┌─ GIVEN ENTRIES

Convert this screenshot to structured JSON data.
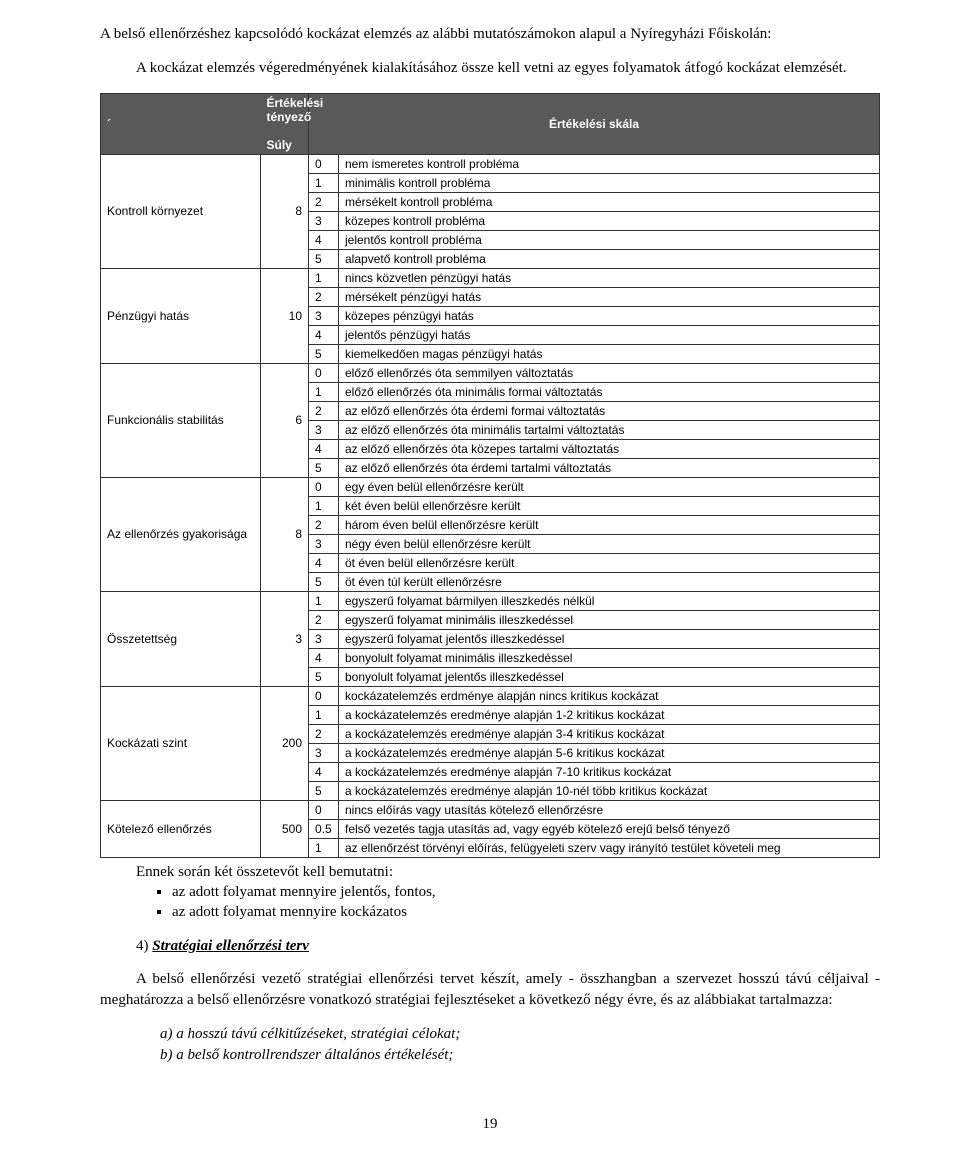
{
  "intro1": "A belső ellenőrzéshez kapcsolódó kockázat elemzés az alábbi mutatószámokon alapul a Nyíregyházi Főiskolán:",
  "intro2": "A kockázat elemzés végeredményének kialakításához össze kell vetni az egyes folyamatok átfogó kockázat elemzését.",
  "table": {
    "header_corner": "´",
    "h_factor": "Értékelési tényező",
    "h_weight": "Súly",
    "h_scale": "Értékelési skála",
    "factors": [
      {
        "name": "Kontroll környezet",
        "weight": "8",
        "rows": [
          {
            "c": "0",
            "t": "nem ismeretes kontroll probléma"
          },
          {
            "c": "1",
            "t": "minimális kontroll probléma"
          },
          {
            "c": "2",
            "t": "mérsékelt kontroll probléma"
          },
          {
            "c": "3",
            "t": "közepes kontroll probléma"
          },
          {
            "c": "4",
            "t": "jelentős kontroll probléma"
          },
          {
            "c": "5",
            "t": "alapvető kontroll probléma"
          }
        ]
      },
      {
        "name": "Pénzügyi hatás",
        "weight": "10",
        "rows": [
          {
            "c": "1",
            "t": "nincs közvetlen pénzügyi hatás"
          },
          {
            "c": "2",
            "t": "mérsékelt pénzügyi hatás"
          },
          {
            "c": "3",
            "t": "közepes pénzügyi hatás"
          },
          {
            "c": "4",
            "t": "jelentős pénzügyi hatás"
          },
          {
            "c": "5",
            "t": "kiemelkedően magas pénzügyi hatás"
          }
        ]
      },
      {
        "name": "Funkcionális stabilitás",
        "weight": "6",
        "rows": [
          {
            "c": "0",
            "t": "előző ellenőrzés óta semmilyen változtatás"
          },
          {
            "c": "1",
            "t": "előző ellenőrzés óta minimális formai változtatás"
          },
          {
            "c": "2",
            "t": "az előző ellenőrzés óta érdemi formai változtatás"
          },
          {
            "c": "3",
            "t": "az előző ellenőrzés óta minimális tartalmi változtatás"
          },
          {
            "c": "4",
            "t": "az előző ellenőrzés óta közepes tartalmi változtatás"
          },
          {
            "c": "5",
            "t": "az előző ellenőrzés óta érdemi tartalmi változtatás"
          }
        ]
      },
      {
        "name": "Az ellenőrzés gyakorisága",
        "weight": "8",
        "rows": [
          {
            "c": "0",
            "t": "egy éven belül ellenőrzésre került"
          },
          {
            "c": "1",
            "t": "két éven belül ellenőrzésre került"
          },
          {
            "c": "2",
            "t": "három éven belül ellenőrzésre került"
          },
          {
            "c": "3",
            "t": "négy éven belül ellenőrzésre került"
          },
          {
            "c": "4",
            "t": "öt éven belül ellenőrzésre került"
          },
          {
            "c": "5",
            "t": "öt éven túl került ellenőrzésre"
          }
        ]
      },
      {
        "name": "Összetettség",
        "weight": "3",
        "rows": [
          {
            "c": "1",
            "t": "egyszerű folyamat bármilyen illeszkedés nélkül"
          },
          {
            "c": "2",
            "t": "egyszerű folyamat minimális illeszkedéssel"
          },
          {
            "c": "3",
            "t": "egyszerű folyamat jelentős illeszkedéssel"
          },
          {
            "c": "4",
            "t": "bonyolult folyamat minimális illeszkedéssel"
          },
          {
            "c": "5",
            "t": "bonyolult folyamat jelentős illeszkedéssel"
          }
        ]
      },
      {
        "name": "Kockázati szint",
        "weight": "200",
        "rows": [
          {
            "c": "0",
            "t": "kockázatelemzés erdménye alapján nincs kritikus kockázat"
          },
          {
            "c": "1",
            "t": "a kockázatelemzés eredménye alapján 1-2 kritikus kockázat"
          },
          {
            "c": "2",
            "t": "a kockázatelemzés eredménye alapján 3-4 kritikus kockázat"
          },
          {
            "c": "3",
            "t": "a kockázatelemzés eredménye alapján 5-6 kritikus kockázat"
          },
          {
            "c": "4",
            "t": "a kockázatelemzés eredménye alapján 7-10 kritikus kockázat"
          },
          {
            "c": "5",
            "t": "a kockázatelemzés eredménye alapján 10-nél több kritikus kockázat"
          }
        ]
      },
      {
        "name": "Kötelező ellenőrzés",
        "weight": "500",
        "rows": [
          {
            "c": "0",
            "t": "nincs előírás vagy utasítás kötelező ellenőrzésre"
          },
          {
            "c": "0.5",
            "t": "felső vezetés tagja utasítás ad, vagy egyéb kötelező erejű belső tényező"
          },
          {
            "c": "1",
            "t": "az ellenőrzést törvényi előírás, felügyeleti szerv vagy irányító testület követeli meg"
          }
        ]
      }
    ]
  },
  "after_table": "Ennek során két összetevőt kell bemutatni:",
  "bullets": [
    "az adott folyamat mennyire jelentős, fontos,",
    "az adott folyamat mennyire kockázatos"
  ],
  "heading4": {
    "num": "4)",
    "title": "Stratégiai ellenőrzési terv"
  },
  "closing": "A belső ellenőrzési vezető stratégiai ellenőrzési tervet készít, amely - összhangban a szervezet hosszú távú céljaival - meghatározza a belső ellenőrzésre vonatkozó stratégiai fejlesztéseket a következő négy évre, és az alábbiakat tartalmazza:",
  "abc": [
    "a) a hosszú távú célkitűzéseket, stratégiai célokat;",
    "b) a belső kontrollrendszer általános értékelését;"
  ],
  "pagenum": "19"
}
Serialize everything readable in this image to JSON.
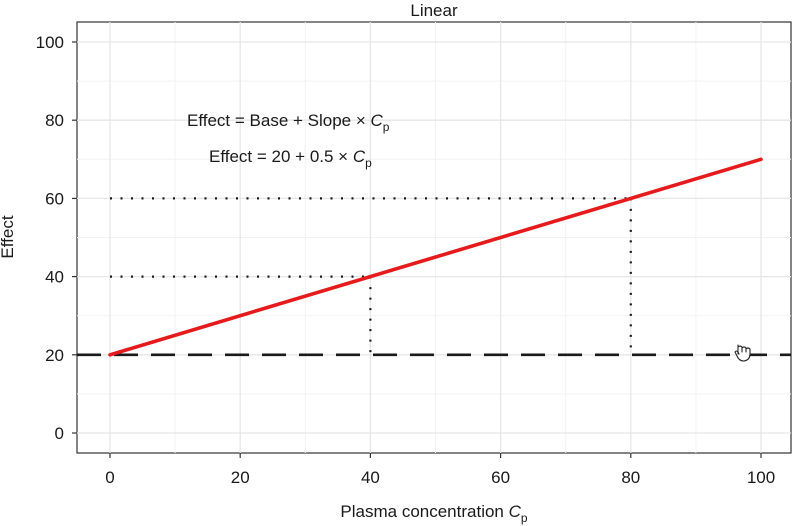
{
  "chart_data": {
    "type": "line",
    "title": "Linear",
    "xlabel_prefix": "Plasma concentration ",
    "xlabel_var": "C",
    "xlabel_sub": "p",
    "ylabel": "Effect",
    "xlim": [
      0,
      100
    ],
    "ylim": [
      0,
      100
    ],
    "x_ticks": [
      0,
      20,
      40,
      60,
      80,
      100
    ],
    "y_ticks": [
      0,
      20,
      40,
      60,
      80,
      100
    ],
    "x_tick_labels": [
      "0",
      "20",
      "40",
      "60",
      "80",
      "100"
    ],
    "y_tick_labels": [
      "0",
      "20",
      "40",
      "60",
      "80",
      "100"
    ],
    "grid": true,
    "series": [
      {
        "name": "Effect",
        "color": "#e41a1c",
        "x": [
          0,
          100
        ],
        "y": [
          20,
          70
        ]
      }
    ],
    "baseline": {
      "y": 20,
      "color": "#1a1a1a"
    },
    "reference_points": [
      {
        "x": 40,
        "y": 40
      },
      {
        "x": 80,
        "y": 60
      }
    ],
    "annotations": {
      "general_prefix": "Effect = Base + Slope × ",
      "general_var": "C",
      "general_sub": "p",
      "specific_prefix": "Effect = 20 + 0.5 × ",
      "specific_var": "C",
      "specific_sub": "p"
    }
  }
}
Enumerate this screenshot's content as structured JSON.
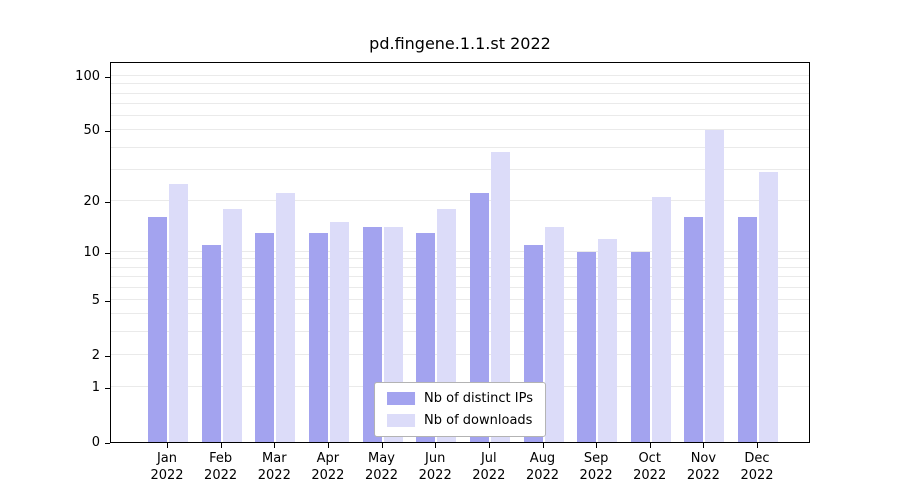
{
  "chart_data": {
    "type": "bar",
    "title": "pd.fingene.1.1.st 2022",
    "scale": "log1p",
    "x_year": "2022",
    "categories": [
      "Jan",
      "Feb",
      "Mar",
      "Apr",
      "May",
      "Jun",
      "Jul",
      "Aug",
      "Sep",
      "Oct",
      "Nov",
      "Dec"
    ],
    "series": [
      {
        "name": "Nb of distinct IPs",
        "color": "#a3a3ef",
        "values": [
          16,
          11,
          13,
          13,
          14,
          13,
          22,
          11,
          10,
          10,
          16,
          16
        ]
      },
      {
        "name": "Nb of downloads",
        "color": "#dcdcf9",
        "values": [
          25,
          18,
          22,
          15,
          14,
          18,
          38,
          14,
          12,
          21,
          50,
          29
        ]
      }
    ],
    "yticks": [
      0,
      1,
      2,
      5,
      10,
      20,
      50,
      100
    ],
    "gridlines": [
      1,
      2,
      3,
      4,
      5,
      6,
      7,
      8,
      9,
      10,
      20,
      30,
      40,
      50,
      60,
      70,
      80,
      90,
      100
    ],
    "ylim": [
      0,
      100
    ],
    "legend_position": "lower center",
    "grid": "on"
  }
}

└─

# GOAL
Extract from the material all lines containing the string "jelentős".

# SOLVED EXERCISE
            "t": "jelentős kontroll probléma"
            "t": "jelentős pénzügyi hatás"
            "t": "egyszerű folyamat jelentős illeszkedéssel"
            "t": "bonyolult folyamat jelentős illeszkedéssel"
    "az adott folyamat mennyire jelentős, fontos,",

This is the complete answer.